- _Instructions to follow_
Your answer is a single number: the count of lines that contain the string "JSON".

- _Records shown_
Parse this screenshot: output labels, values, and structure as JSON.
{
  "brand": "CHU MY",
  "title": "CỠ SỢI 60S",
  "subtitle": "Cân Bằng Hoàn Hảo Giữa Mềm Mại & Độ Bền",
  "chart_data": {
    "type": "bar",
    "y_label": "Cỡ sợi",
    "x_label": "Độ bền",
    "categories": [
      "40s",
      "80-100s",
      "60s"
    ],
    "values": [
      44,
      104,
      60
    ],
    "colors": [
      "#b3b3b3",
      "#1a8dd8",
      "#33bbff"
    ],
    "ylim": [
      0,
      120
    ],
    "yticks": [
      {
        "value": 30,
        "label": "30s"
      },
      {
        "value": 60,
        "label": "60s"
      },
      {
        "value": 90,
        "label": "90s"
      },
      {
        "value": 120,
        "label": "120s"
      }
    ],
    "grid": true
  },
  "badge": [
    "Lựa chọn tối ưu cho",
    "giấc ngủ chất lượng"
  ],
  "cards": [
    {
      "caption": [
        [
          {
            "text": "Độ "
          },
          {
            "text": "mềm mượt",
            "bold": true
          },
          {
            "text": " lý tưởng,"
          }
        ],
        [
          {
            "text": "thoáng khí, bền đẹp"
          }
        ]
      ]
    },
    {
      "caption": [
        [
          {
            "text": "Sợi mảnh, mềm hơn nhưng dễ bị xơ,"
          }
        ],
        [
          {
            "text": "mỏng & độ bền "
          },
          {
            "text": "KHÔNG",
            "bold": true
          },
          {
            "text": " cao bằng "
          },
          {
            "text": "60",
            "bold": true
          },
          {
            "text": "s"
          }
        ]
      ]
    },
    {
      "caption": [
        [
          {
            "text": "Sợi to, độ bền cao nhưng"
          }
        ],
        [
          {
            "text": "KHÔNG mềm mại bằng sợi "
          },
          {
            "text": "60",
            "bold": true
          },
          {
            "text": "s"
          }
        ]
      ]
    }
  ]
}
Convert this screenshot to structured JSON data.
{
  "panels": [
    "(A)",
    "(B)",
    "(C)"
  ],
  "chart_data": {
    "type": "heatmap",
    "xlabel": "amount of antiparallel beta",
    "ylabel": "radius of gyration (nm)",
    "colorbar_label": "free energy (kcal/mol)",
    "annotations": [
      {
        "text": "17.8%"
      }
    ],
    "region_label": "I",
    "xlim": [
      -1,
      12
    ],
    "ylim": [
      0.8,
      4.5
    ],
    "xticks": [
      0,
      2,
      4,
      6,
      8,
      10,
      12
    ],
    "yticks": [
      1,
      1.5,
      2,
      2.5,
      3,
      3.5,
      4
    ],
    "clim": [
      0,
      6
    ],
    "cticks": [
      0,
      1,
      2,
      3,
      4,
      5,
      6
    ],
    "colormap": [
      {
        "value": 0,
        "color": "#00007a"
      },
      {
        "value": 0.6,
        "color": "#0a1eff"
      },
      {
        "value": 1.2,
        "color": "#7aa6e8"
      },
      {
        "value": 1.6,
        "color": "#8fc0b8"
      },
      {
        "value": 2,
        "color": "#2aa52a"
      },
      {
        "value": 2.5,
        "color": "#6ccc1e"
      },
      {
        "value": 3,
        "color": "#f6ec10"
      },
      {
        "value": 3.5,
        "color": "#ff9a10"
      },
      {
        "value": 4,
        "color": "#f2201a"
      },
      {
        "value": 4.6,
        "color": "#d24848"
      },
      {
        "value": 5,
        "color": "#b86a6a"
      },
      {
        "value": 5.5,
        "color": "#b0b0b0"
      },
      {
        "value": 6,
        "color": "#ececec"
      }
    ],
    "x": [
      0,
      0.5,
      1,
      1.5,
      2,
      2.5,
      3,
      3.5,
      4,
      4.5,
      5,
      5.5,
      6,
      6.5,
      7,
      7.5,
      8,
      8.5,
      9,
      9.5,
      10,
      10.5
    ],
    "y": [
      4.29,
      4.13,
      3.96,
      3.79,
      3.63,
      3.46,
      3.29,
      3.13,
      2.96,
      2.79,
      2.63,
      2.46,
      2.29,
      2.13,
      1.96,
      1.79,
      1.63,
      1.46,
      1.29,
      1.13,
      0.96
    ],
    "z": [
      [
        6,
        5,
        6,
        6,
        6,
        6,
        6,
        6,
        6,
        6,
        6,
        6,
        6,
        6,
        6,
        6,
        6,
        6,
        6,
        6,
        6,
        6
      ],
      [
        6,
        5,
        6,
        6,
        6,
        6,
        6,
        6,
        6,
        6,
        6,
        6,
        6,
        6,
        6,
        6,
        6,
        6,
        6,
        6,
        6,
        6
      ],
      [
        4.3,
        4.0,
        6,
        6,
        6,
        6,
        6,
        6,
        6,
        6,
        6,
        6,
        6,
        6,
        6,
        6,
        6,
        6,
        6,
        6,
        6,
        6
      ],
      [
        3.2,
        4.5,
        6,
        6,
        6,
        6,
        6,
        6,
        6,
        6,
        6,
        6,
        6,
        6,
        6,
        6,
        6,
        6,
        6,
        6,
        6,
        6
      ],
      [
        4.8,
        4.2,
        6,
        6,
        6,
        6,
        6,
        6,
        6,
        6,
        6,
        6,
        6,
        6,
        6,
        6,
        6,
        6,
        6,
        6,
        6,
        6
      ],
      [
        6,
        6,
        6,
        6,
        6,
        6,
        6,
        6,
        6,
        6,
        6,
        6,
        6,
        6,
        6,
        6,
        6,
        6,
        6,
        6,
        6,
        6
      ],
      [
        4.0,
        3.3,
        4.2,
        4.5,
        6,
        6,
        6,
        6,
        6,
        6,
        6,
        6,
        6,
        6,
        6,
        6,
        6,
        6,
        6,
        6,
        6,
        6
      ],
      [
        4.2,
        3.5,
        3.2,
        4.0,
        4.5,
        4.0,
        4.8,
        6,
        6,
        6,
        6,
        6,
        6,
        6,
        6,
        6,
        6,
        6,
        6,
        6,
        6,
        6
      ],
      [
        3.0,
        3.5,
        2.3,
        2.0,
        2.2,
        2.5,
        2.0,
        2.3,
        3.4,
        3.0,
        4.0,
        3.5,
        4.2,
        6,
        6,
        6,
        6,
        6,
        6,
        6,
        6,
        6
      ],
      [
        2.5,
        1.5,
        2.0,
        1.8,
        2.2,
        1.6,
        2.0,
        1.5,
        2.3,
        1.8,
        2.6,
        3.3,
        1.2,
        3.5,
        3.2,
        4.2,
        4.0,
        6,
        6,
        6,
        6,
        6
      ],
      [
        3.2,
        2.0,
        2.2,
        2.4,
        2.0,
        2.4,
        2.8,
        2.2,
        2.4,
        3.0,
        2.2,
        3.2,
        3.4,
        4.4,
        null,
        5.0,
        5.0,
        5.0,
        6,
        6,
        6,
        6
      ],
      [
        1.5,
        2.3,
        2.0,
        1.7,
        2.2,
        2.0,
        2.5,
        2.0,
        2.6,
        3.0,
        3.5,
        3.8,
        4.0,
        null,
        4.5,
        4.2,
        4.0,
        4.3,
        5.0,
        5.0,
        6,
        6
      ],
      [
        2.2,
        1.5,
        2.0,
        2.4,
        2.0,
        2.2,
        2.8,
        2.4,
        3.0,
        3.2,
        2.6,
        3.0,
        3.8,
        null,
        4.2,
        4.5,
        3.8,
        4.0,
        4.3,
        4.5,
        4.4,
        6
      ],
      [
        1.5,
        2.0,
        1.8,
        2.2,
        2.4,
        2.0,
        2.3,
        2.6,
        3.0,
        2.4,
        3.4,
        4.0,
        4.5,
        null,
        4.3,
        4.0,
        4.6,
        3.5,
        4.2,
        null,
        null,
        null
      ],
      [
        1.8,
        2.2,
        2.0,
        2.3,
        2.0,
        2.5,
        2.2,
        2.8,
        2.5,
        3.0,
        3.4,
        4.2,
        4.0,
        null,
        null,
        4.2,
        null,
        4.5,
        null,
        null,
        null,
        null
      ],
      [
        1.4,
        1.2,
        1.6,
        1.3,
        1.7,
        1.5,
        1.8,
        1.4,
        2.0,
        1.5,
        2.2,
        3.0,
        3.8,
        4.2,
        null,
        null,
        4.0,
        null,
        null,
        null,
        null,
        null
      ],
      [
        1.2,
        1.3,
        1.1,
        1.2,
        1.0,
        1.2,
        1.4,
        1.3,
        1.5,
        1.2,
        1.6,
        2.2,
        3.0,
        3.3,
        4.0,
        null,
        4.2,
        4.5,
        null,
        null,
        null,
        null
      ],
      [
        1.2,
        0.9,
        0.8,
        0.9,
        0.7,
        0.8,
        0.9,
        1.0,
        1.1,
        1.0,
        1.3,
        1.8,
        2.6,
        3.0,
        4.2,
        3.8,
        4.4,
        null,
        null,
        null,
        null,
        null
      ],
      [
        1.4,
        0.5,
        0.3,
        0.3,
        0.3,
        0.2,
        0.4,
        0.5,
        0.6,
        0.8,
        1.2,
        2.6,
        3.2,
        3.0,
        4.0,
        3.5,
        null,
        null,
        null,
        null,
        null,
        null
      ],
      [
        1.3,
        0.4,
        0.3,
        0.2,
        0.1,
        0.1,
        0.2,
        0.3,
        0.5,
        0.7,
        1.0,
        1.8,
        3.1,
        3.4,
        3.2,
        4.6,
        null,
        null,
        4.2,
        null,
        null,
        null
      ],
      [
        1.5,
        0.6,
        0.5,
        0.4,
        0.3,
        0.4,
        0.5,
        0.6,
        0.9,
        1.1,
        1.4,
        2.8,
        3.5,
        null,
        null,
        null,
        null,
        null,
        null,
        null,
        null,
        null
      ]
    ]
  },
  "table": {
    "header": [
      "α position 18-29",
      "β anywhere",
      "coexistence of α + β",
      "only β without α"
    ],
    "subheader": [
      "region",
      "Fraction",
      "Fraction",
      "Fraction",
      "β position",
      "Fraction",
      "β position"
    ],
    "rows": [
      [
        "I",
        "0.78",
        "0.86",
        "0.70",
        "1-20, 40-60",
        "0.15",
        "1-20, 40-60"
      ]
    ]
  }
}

- _Complete response_
2